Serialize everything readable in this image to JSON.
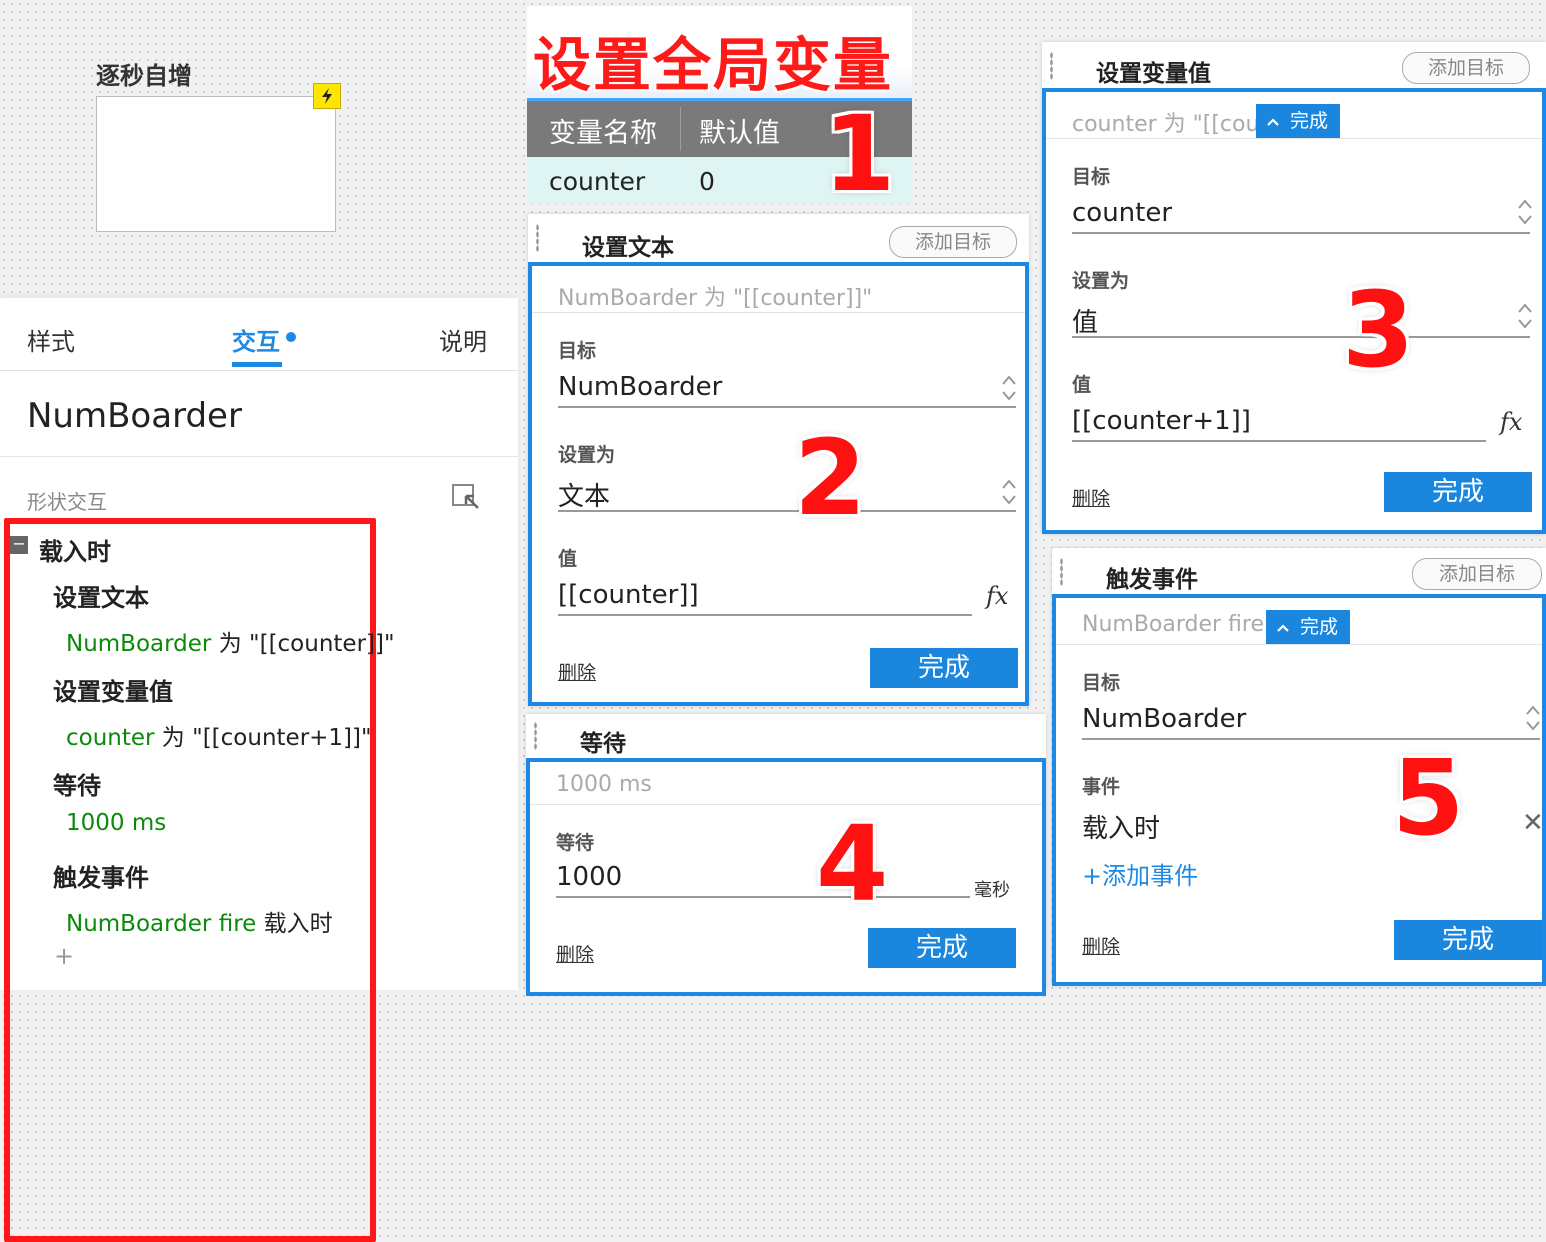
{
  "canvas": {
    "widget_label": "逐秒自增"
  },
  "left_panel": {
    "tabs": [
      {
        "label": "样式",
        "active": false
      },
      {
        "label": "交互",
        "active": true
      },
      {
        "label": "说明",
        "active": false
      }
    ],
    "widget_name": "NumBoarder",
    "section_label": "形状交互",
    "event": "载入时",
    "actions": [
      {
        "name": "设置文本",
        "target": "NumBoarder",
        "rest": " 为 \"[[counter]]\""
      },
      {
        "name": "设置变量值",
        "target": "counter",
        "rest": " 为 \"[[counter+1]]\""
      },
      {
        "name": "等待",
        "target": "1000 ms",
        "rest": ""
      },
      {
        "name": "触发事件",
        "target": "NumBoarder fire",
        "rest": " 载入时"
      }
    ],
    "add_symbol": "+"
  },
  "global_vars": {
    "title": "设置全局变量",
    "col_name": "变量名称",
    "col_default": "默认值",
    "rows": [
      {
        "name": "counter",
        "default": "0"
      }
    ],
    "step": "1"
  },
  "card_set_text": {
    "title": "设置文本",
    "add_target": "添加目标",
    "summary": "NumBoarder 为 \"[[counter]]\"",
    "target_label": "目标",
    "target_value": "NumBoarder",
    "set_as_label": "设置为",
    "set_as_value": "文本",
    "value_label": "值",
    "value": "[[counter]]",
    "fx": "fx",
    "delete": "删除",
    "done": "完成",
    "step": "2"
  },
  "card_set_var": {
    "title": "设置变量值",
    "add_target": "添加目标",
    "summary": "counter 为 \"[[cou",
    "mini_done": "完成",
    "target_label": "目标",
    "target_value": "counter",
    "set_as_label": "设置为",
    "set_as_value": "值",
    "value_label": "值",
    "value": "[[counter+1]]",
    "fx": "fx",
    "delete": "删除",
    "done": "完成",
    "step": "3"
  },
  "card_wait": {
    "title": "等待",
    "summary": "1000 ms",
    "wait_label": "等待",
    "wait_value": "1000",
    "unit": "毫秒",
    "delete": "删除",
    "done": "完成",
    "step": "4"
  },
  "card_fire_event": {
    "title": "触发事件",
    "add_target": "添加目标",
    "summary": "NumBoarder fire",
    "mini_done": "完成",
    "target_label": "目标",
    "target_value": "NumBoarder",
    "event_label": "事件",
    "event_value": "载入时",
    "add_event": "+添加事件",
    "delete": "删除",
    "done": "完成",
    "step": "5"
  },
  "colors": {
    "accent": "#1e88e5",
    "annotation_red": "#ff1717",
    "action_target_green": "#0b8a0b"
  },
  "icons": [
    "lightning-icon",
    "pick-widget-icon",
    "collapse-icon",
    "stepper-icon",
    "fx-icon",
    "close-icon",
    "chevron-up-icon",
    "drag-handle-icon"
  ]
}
* * *
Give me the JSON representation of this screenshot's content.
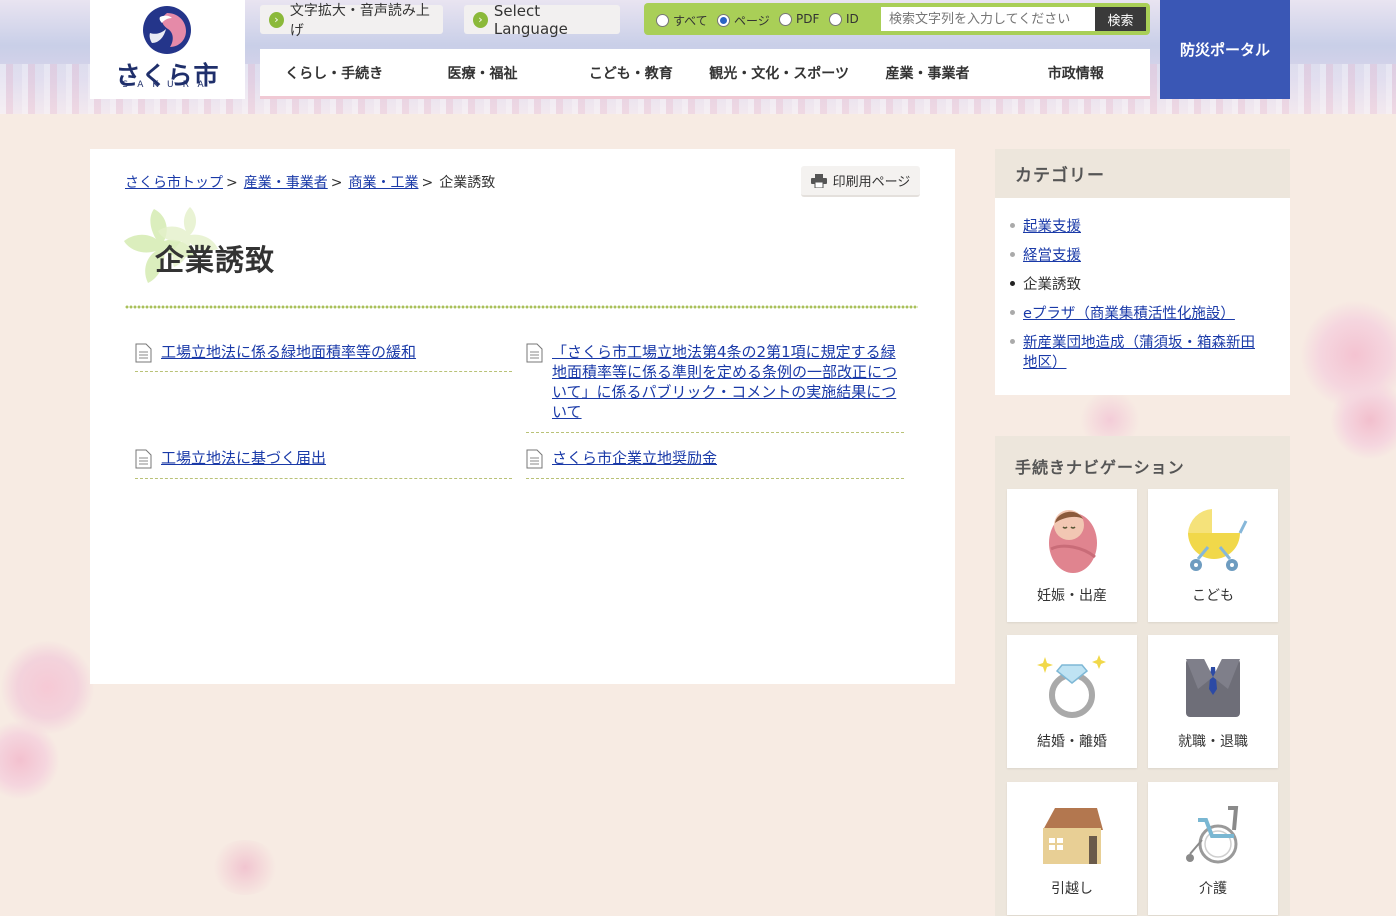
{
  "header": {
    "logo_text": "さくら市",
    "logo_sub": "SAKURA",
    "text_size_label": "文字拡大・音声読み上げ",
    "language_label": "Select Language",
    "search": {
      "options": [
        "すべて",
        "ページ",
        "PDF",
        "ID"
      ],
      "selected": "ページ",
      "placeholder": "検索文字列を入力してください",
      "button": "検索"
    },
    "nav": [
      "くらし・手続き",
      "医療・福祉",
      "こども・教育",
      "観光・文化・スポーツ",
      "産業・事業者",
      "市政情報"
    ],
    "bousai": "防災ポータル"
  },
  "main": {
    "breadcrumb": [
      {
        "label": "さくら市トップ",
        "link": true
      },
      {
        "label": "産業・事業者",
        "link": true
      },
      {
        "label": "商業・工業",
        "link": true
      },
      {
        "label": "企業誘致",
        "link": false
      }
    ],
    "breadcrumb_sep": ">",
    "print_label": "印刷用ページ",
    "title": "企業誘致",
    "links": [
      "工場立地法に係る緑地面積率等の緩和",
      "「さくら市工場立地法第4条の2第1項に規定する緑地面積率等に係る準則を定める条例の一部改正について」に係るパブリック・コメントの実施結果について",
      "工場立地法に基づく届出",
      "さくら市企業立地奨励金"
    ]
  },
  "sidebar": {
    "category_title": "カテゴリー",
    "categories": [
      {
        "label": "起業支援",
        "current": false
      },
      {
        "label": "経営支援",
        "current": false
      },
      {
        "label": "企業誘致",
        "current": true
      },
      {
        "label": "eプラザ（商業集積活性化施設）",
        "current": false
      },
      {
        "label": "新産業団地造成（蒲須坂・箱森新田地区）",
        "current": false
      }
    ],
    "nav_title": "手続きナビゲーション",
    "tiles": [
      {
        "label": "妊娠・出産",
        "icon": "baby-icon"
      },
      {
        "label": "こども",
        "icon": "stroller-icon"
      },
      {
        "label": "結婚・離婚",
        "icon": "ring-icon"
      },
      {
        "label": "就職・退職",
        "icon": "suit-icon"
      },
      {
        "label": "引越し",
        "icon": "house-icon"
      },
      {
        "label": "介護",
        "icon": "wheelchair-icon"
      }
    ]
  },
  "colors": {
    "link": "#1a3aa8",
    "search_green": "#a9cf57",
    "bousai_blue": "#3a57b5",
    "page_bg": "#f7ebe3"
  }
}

▸ Work required: The word "rest" appears in how many lines of the data? Answer with only the number.

▸ Problem solution: 4